## REQUIRED WORK
In the data that follows, count the lines in which the word "cccccc" occurs, and report that figure alone.
○ ○ ○ ○ ○ ○ ○
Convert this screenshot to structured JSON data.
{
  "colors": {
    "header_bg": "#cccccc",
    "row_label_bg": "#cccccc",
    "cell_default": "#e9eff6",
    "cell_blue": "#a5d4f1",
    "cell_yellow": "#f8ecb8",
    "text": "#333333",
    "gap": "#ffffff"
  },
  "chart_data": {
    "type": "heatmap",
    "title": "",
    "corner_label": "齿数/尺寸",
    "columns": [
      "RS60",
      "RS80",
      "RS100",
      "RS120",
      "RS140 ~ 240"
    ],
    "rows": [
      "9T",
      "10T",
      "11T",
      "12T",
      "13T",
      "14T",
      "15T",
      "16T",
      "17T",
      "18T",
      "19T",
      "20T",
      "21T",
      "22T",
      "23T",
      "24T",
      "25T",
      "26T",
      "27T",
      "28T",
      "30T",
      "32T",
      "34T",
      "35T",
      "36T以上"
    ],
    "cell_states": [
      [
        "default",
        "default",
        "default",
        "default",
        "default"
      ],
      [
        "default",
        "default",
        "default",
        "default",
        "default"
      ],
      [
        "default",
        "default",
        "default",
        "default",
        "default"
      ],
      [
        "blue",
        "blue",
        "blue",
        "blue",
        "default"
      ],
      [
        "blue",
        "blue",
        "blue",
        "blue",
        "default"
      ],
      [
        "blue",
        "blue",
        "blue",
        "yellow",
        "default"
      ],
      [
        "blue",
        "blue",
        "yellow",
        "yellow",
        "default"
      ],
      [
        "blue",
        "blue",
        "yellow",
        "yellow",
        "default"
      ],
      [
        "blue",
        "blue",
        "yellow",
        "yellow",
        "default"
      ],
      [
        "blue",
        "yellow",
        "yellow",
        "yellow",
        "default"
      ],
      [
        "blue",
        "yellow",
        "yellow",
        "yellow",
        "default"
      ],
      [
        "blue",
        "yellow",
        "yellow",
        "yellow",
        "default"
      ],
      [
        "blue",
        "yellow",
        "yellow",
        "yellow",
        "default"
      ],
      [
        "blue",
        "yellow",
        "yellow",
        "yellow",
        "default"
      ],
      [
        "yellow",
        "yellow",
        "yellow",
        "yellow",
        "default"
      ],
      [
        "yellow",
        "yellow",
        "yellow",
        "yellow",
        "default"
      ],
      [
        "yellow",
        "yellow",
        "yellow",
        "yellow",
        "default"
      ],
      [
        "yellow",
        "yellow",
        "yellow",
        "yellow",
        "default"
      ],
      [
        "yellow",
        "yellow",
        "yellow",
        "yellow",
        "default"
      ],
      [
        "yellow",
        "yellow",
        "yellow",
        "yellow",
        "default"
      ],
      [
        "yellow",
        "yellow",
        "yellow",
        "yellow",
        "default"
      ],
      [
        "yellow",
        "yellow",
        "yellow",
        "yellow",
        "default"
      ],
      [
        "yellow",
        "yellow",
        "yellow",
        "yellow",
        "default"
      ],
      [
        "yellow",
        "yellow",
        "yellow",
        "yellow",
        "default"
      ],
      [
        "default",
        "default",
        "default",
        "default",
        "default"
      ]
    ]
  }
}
○ ○ ○ ○ ○ ○ ○
## FULL ANSWER
2